### Raw data
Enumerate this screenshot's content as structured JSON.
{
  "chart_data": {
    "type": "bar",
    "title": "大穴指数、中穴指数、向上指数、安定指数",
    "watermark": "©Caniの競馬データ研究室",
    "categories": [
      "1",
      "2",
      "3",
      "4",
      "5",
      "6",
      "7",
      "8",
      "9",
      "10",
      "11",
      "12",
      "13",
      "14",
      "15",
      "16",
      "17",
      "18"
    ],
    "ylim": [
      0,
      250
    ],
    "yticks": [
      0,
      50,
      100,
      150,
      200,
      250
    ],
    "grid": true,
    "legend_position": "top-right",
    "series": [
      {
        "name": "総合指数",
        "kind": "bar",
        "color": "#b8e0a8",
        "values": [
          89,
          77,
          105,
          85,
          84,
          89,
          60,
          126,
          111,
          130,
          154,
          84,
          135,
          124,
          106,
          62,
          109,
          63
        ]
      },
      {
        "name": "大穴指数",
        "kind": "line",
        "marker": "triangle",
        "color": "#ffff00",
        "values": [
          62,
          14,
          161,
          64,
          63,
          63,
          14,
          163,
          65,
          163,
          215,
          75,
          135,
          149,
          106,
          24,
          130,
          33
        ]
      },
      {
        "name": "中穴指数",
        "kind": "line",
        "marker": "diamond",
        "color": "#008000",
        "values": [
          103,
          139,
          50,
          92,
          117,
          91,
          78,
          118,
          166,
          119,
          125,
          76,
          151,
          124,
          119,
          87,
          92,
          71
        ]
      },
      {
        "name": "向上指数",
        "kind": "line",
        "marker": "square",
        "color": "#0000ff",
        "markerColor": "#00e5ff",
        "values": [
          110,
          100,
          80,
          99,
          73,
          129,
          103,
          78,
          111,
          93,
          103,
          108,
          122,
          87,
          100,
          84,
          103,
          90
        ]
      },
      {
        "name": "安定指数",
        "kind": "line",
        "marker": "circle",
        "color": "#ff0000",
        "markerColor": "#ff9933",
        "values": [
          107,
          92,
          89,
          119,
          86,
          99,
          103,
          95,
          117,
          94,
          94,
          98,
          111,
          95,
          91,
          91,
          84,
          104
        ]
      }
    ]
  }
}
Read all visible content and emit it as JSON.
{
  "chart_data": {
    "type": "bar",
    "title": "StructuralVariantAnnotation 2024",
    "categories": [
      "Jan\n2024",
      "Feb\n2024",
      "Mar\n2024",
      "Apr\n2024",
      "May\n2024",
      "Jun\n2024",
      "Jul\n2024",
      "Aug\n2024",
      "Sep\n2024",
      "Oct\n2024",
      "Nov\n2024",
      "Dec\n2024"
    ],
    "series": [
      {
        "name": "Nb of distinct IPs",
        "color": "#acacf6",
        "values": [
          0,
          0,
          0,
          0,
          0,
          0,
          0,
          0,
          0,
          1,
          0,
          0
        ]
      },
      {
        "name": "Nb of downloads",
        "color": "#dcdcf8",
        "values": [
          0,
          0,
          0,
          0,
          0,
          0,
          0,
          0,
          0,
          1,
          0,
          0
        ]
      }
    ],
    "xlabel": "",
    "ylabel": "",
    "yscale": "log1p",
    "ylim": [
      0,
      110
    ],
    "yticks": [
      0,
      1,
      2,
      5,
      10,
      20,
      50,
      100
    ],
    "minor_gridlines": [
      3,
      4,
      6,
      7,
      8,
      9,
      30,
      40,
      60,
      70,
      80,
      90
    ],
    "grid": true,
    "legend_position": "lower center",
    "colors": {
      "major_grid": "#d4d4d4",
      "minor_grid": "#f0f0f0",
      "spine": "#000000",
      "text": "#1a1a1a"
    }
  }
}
######
▶ Task to carry out
Ascertain the number of lines in the entries that include the word "content", and report only that number.

▶ Solved exercise
2